> _Requirement_: Search the material for the word "Expand" and copy each line that holds it.

Start of Given information

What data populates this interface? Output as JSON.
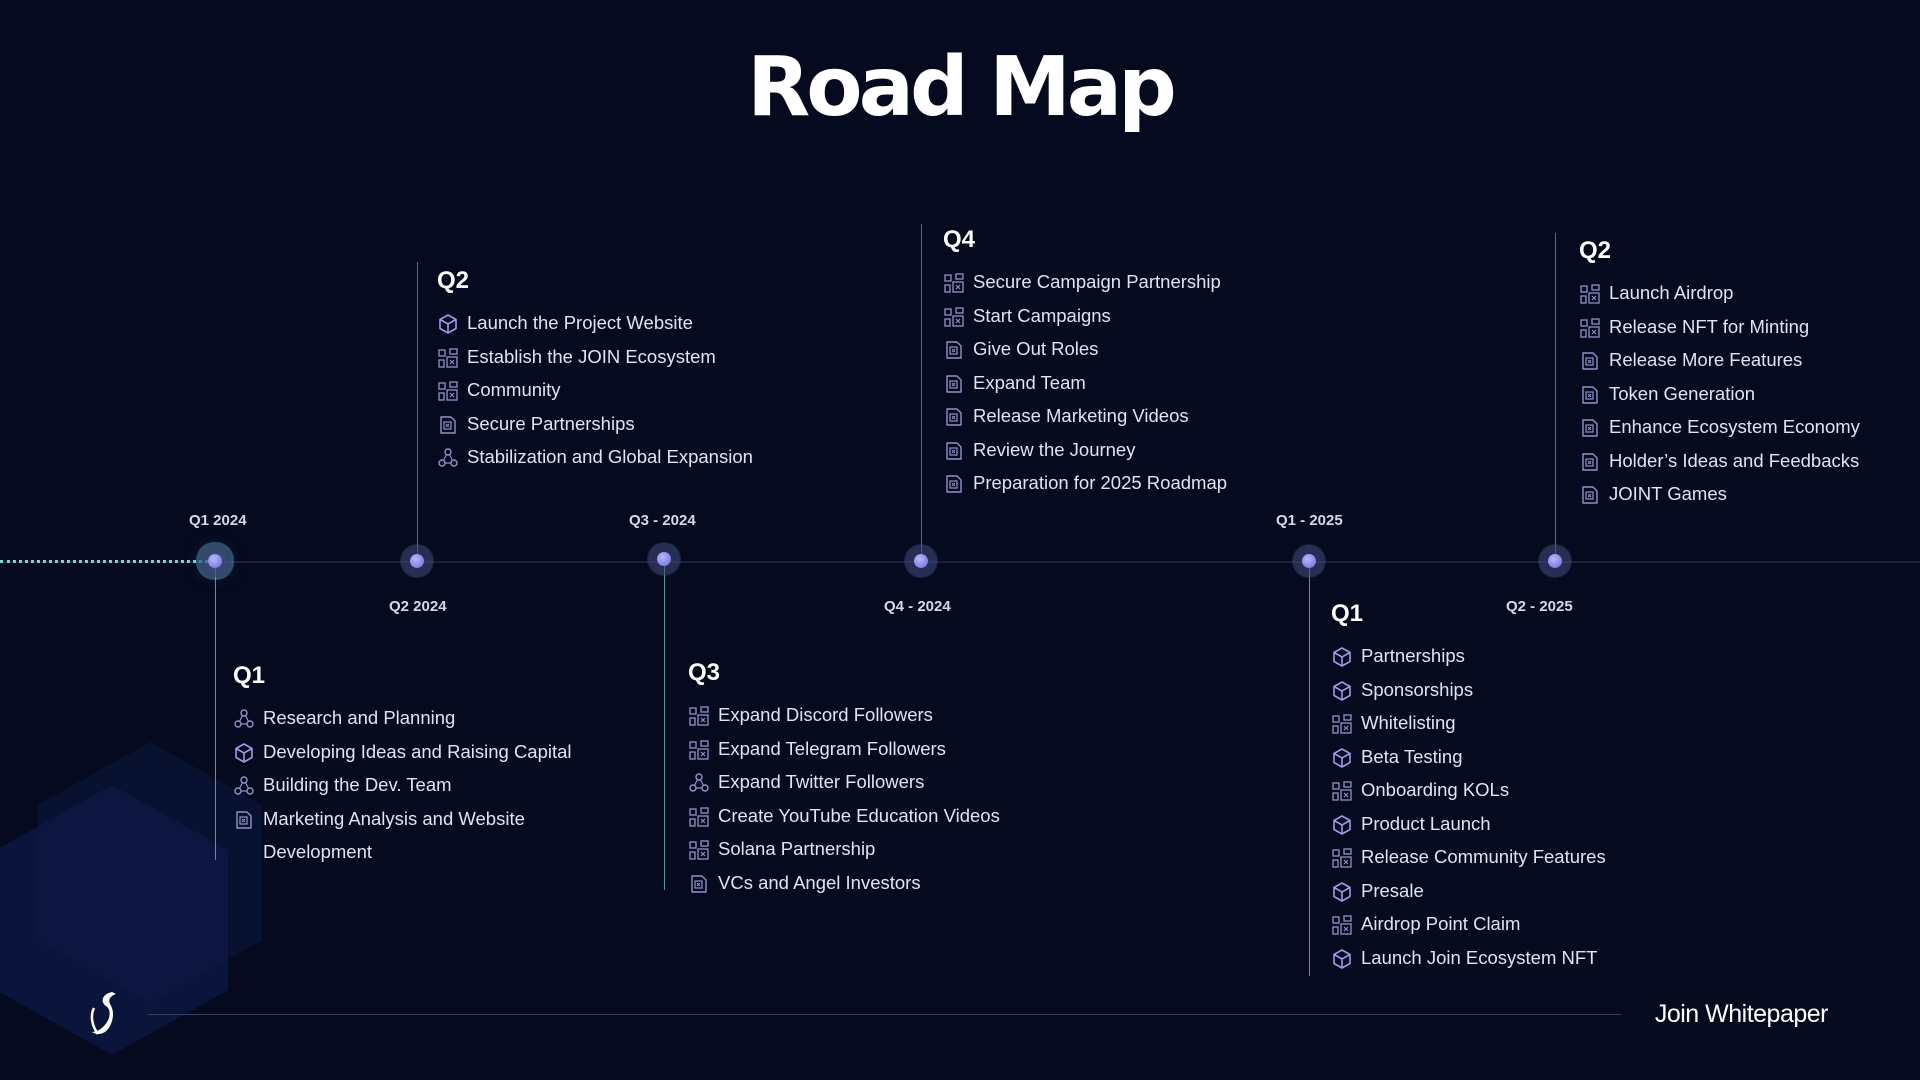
{
  "title": "Road Map",
  "footer": {
    "label": "Join Whitepaper",
    "logo_icon": "join-logo-icon"
  },
  "timeline_labels": {
    "q1_2024": "Q1 2024",
    "q2_2024": "Q2 2024",
    "q3_2024": "Q3 - 2024",
    "q4_2024": "Q4 - 2024",
    "q1_2025": "Q1 - 2025",
    "q2_2025": "Q2 - 2025"
  },
  "phases": {
    "q1_2024": {
      "heading": "Q1",
      "items": [
        {
          "label": "Research and Planning",
          "icon": "network-icon"
        },
        {
          "label": "Developing Ideas and Raising Capital",
          "icon": "cube-icon"
        },
        {
          "label": "Building the Dev. Team",
          "icon": "network-icon"
        },
        {
          "label": "Marketing Analysis and Website Development",
          "icon": "document-icon"
        }
      ]
    },
    "q2_2024": {
      "heading": "Q2",
      "items": [
        {
          "label": "Launch  the Project Website",
          "icon": "cube-icon"
        },
        {
          "label": "Establish the JOIN Ecosystem",
          "icon": "grid-icon"
        },
        {
          "label": "Community",
          "icon": "grid-icon"
        },
        {
          "label": "Secure Partnerships",
          "icon": "document-icon"
        },
        {
          "label": "Stabilization and Global Expansion",
          "icon": "network-icon"
        }
      ]
    },
    "q3_2024": {
      "heading": "Q3",
      "items": [
        {
          "label": "Expand  Discord Followers",
          "icon": "grid-icon"
        },
        {
          "label": "Expand Telegram Followers",
          "icon": "grid-icon"
        },
        {
          "label": "Expand Twitter Followers",
          "icon": "network-icon"
        },
        {
          "label": "Create YouTube Education Videos",
          "icon": "grid-icon"
        },
        {
          "label": "Solana Partnership",
          "icon": "grid-icon"
        },
        {
          "label": "VCs and Angel Investors",
          "icon": "document-icon"
        }
      ]
    },
    "q4_2024": {
      "heading": "Q4",
      "items": [
        {
          "label": "Secure Campaign Partnership",
          "icon": "grid-icon"
        },
        {
          "label": "Start Campaigns",
          "icon": "grid-icon"
        },
        {
          "label": "Give Out Roles",
          "icon": "document-icon"
        },
        {
          "label": "Expand Team",
          "icon": "document-icon"
        },
        {
          "label": "Release Marketing Videos",
          "icon": "document-icon"
        },
        {
          "label": "Review the Journey",
          "icon": "document-icon"
        },
        {
          "label": "Preparation for 2025 Roadmap",
          "icon": "document-icon"
        }
      ]
    },
    "q1_2025": {
      "heading": "Q1",
      "items": [
        {
          "label": "Partnerships",
          "icon": "cube-icon"
        },
        {
          "label": "Sponsorships",
          "icon": "cube-icon"
        },
        {
          "label": "Whitelisting",
          "icon": "grid-icon"
        },
        {
          "label": "Beta Testing",
          "icon": "cube-icon"
        },
        {
          "label": "Onboarding KOLs",
          "icon": "grid-icon"
        },
        {
          "label": "Product Launch",
          "icon": "cube-icon"
        },
        {
          "label": "Release Community Features",
          "icon": "grid-icon"
        },
        {
          "label": "Presale",
          "icon": "cube-icon"
        },
        {
          "label": "Airdrop Point Claim",
          "icon": "grid-icon"
        },
        {
          "label": "Launch Join Ecosystem NFT",
          "icon": "cube-icon"
        }
      ]
    },
    "q2_2025": {
      "heading": "Q2",
      "items": [
        {
          "label": "Launch Airdrop",
          "icon": "grid-icon"
        },
        {
          "label": "Release NFT for Minting",
          "icon": "grid-icon"
        },
        {
          "label": "Release More Features",
          "icon": "document-icon"
        },
        {
          "label": "Token Generation",
          "icon": "document-icon"
        },
        {
          "label": "Enhance Ecosystem Economy",
          "icon": "document-icon"
        },
        {
          "label": "Holder’s Ideas and Feedbacks",
          "icon": "document-icon"
        },
        {
          "label": "JOINT Games",
          "icon": "document-icon"
        }
      ]
    }
  }
}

End of Given information

> _Written answer_:
          "label": "Expand  Discord Followers",
          "label": "Expand Telegram Followers",
          "label": "Expand Twitter Followers",
          "label": "Expand Team",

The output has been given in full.